• _Data rows_:
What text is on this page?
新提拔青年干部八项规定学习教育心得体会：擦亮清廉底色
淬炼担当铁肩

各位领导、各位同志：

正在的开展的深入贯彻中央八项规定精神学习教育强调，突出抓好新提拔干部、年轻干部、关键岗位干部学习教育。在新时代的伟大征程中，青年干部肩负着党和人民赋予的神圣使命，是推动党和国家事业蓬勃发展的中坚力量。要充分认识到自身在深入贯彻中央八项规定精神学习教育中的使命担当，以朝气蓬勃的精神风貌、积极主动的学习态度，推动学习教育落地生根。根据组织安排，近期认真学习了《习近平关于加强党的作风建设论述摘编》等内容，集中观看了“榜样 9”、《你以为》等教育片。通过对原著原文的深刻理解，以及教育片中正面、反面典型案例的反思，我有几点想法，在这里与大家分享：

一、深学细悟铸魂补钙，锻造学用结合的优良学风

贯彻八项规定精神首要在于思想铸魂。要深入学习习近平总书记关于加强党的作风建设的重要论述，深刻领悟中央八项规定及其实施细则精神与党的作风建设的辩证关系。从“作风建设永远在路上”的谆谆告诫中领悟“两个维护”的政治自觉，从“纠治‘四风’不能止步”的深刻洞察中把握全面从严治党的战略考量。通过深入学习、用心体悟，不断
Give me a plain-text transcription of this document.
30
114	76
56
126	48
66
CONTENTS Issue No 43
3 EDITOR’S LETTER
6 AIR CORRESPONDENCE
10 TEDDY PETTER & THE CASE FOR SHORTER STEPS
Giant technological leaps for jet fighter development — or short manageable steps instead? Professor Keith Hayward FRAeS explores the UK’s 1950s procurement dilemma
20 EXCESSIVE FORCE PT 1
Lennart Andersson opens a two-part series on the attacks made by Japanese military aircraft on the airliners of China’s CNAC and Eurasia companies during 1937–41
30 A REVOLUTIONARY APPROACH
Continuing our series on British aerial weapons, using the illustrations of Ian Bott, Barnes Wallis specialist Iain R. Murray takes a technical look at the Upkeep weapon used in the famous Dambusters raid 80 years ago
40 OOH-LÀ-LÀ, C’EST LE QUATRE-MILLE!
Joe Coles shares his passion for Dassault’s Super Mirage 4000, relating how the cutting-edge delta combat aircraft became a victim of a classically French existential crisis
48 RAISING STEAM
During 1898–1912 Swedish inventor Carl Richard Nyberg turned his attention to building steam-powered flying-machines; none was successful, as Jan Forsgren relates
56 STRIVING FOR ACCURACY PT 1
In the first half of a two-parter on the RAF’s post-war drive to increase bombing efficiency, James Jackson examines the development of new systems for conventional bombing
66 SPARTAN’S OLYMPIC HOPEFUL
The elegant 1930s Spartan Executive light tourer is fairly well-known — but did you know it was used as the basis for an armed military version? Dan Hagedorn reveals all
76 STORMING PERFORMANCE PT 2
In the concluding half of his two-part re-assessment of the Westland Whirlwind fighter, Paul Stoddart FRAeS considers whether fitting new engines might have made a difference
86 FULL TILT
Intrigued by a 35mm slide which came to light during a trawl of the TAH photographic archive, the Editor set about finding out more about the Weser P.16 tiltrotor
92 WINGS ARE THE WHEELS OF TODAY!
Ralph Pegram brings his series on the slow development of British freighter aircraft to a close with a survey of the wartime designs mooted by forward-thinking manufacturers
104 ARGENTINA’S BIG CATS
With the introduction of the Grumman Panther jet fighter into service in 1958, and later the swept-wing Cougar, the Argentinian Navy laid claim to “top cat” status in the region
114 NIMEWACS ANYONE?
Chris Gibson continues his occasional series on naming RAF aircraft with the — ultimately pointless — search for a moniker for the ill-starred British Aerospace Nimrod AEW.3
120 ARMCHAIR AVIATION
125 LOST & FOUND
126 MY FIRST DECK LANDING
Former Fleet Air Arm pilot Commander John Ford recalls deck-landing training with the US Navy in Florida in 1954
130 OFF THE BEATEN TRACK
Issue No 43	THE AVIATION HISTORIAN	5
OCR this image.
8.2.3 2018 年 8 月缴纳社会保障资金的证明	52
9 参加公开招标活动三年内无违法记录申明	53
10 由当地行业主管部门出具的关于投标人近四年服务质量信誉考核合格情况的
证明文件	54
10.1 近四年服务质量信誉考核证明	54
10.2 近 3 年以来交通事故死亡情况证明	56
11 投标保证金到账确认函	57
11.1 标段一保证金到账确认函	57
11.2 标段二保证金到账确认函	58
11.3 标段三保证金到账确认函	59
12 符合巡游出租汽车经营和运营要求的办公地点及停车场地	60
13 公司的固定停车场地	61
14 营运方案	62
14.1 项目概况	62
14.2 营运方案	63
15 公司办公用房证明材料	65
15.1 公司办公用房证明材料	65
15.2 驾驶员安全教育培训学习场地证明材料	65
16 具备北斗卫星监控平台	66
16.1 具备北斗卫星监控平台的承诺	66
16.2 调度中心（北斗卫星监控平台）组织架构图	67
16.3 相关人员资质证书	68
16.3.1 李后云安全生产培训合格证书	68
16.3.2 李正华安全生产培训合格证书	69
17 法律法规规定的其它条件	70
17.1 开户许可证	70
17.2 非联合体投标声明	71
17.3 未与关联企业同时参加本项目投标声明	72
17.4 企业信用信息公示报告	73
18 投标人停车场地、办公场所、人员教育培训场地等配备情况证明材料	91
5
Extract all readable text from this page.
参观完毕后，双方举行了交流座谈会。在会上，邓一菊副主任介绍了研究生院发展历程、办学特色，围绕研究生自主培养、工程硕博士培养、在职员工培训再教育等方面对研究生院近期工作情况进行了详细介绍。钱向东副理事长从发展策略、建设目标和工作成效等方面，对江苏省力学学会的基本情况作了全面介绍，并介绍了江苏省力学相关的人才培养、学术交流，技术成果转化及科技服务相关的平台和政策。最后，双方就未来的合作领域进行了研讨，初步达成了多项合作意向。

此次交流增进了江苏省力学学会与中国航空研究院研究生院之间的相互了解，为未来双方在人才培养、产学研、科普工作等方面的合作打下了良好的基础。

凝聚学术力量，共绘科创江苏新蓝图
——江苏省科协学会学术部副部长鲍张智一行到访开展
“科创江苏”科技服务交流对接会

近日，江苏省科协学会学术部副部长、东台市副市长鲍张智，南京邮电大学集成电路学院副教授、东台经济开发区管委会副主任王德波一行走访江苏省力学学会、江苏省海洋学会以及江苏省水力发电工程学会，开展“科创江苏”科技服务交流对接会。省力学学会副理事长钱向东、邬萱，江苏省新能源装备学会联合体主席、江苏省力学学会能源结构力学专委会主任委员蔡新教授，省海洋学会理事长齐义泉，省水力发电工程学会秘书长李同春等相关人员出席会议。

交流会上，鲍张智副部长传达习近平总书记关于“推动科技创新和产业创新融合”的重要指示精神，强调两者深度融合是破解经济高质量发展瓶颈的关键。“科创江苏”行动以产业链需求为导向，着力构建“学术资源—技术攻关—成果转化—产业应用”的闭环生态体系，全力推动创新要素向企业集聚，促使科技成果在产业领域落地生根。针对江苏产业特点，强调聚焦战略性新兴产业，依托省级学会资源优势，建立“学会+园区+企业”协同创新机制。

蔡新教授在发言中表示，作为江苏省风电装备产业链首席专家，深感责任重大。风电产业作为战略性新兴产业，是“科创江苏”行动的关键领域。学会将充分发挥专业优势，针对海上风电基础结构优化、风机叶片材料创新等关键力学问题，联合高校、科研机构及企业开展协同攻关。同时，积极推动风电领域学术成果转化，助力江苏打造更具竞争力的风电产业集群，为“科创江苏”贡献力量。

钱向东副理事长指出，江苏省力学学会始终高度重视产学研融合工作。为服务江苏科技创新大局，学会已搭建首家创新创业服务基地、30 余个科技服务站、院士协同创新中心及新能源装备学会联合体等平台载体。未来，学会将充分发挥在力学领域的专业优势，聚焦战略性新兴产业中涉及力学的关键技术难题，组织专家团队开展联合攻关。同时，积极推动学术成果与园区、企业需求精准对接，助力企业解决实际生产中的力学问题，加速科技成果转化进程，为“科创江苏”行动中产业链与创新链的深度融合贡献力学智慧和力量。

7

• _Stated goal_: Pick out all the lines with the word "light" in them and copy them.

• _Written solution_:
The elegant 1930s Spartan Executive light tourer is fairly well-known — but did you know it was used as the basis for an armed military version? Dan Hagedorn reveals all
Intrigued by a 35mm slide which came to light during a trawl of the TAH photographic archive, the Editor set about finding out more about the Weser P.16 tiltrotor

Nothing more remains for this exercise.